— begin DATA FOR THE TASK —

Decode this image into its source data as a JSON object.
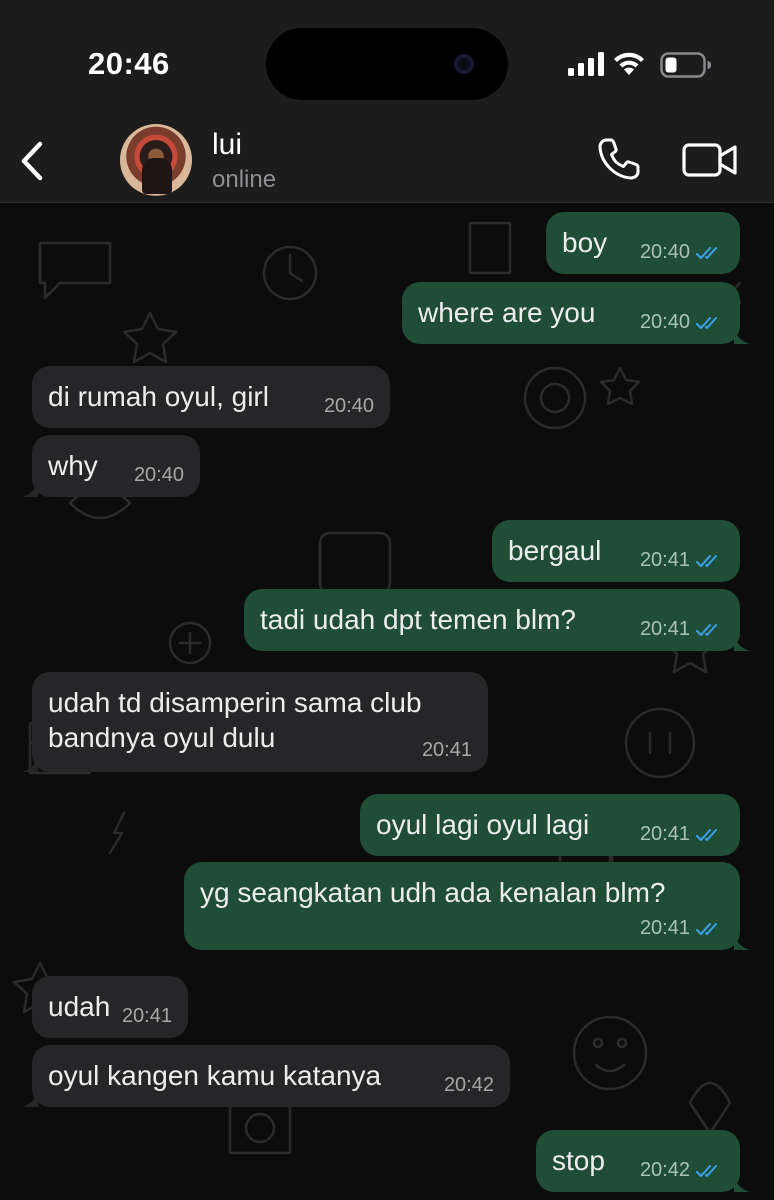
{
  "status_bar": {
    "time": "20:46",
    "icons": [
      "signal-icon",
      "wifi-icon",
      "battery-icon"
    ]
  },
  "header": {
    "contact_name": "lui",
    "contact_status": "online",
    "icons": [
      "back-chevron-icon",
      "phone-icon",
      "video-camera-icon"
    ]
  },
  "colors": {
    "outgoing_bubble": "#1f4d36",
    "incoming_bubble": "#262628",
    "read_ticks": "#3aa3f0"
  },
  "messages": [
    {
      "dir": "out",
      "text": "boy",
      "time": "20:40",
      "read": true
    },
    {
      "dir": "out",
      "text": "where are you",
      "time": "20:40",
      "read": true
    },
    {
      "dir": "in",
      "text": "di rumah oyul, girl",
      "time": "20:40"
    },
    {
      "dir": "in",
      "text": "why",
      "time": "20:40"
    },
    {
      "dir": "out",
      "text": "bergaul",
      "time": "20:41",
      "read": true
    },
    {
      "dir": "out",
      "text": "tadi udah dpt temen blm?",
      "time": "20:41",
      "read": true
    },
    {
      "dir": "in",
      "text_lines": [
        "udah td disamperin sama club",
        "bandnya oyul dulu"
      ],
      "time": "20:41"
    },
    {
      "dir": "out",
      "text": "oyul lagi oyul lagi",
      "time": "20:41",
      "read": true
    },
    {
      "dir": "out",
      "text": "yg seangkatan udh ada kenalan blm?",
      "time": "20:41",
      "read": true
    },
    {
      "dir": "in",
      "text": "udah",
      "time": "20:41"
    },
    {
      "dir": "in",
      "text": "oyul kangen kamu katanya",
      "time": "20:42"
    },
    {
      "dir": "out",
      "text": "stop",
      "time": "20:42",
      "read": true
    }
  ]
}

— end DATA FOR THE TASK —

From the entries above, pull out each line that includes "oyul".

SOLUTION
      "text": "di rumah oyul, girl",
        "bandnya oyul dulu"
      "text": "oyul lagi oyul lagi",
      "text": "oyul kangen kamu katanya",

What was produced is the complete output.